Provided data:
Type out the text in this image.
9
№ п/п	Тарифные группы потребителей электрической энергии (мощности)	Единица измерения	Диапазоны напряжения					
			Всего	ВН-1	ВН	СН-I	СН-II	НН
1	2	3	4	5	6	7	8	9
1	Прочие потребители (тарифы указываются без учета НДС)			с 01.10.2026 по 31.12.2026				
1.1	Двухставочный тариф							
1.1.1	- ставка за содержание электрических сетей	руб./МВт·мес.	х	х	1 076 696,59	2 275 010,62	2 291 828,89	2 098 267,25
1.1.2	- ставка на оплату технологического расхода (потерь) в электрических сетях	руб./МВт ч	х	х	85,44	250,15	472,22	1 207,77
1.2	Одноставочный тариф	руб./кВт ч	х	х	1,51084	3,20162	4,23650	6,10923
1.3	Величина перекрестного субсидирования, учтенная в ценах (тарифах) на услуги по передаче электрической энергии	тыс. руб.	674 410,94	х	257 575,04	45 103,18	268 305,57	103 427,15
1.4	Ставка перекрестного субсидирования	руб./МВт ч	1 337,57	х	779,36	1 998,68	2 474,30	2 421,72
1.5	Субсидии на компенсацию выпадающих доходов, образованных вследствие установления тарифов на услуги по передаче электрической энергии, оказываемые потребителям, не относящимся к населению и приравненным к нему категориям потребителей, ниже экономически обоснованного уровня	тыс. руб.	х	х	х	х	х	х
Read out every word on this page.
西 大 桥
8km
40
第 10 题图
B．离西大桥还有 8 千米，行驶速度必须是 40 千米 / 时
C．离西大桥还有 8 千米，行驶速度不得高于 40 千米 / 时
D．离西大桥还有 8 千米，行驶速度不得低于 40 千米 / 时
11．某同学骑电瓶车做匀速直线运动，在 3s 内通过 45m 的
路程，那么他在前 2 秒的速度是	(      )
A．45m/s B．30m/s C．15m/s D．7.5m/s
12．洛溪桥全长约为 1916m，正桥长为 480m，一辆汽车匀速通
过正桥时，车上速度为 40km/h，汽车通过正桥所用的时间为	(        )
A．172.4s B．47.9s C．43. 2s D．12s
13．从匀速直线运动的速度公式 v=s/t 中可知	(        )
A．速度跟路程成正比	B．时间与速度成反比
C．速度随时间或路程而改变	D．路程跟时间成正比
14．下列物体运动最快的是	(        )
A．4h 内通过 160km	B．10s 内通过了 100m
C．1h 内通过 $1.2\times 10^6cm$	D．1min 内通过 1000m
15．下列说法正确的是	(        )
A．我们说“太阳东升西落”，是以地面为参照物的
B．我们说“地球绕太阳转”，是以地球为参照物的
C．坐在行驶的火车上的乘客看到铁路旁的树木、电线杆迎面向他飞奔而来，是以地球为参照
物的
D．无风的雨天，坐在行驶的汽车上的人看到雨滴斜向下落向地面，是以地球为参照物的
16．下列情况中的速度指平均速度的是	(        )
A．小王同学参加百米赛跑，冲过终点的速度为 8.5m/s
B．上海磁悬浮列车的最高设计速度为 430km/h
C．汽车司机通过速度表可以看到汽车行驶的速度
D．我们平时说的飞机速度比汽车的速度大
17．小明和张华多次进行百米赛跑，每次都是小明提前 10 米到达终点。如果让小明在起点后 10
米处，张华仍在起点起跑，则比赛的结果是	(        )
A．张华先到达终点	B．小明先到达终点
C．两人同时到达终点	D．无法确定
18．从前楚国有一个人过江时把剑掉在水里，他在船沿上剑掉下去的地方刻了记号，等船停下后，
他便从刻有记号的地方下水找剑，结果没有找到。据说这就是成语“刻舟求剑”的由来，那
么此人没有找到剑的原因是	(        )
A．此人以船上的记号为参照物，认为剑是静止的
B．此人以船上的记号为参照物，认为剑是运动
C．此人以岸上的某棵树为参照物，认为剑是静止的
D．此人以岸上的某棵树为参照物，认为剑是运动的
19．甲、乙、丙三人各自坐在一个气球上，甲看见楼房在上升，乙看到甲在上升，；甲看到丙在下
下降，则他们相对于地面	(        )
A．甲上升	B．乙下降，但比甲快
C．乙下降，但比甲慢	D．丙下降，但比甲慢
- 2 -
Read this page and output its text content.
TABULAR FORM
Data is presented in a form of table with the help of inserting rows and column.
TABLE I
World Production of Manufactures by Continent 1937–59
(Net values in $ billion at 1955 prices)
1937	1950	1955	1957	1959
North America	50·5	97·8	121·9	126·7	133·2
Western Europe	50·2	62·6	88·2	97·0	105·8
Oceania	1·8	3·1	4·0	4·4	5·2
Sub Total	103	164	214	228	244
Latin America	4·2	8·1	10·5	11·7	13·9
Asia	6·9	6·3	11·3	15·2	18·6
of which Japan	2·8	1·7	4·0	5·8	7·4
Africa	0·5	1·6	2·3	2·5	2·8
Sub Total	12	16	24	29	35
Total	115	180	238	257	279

What the task requires: Collect the lines that hold "此人以船上的记号为参照物".

Answer for this exercise:
A．此人以船上的记号为参照物，认为剑是静止的
B．此人以船上的记号为参照物，认为剑是运动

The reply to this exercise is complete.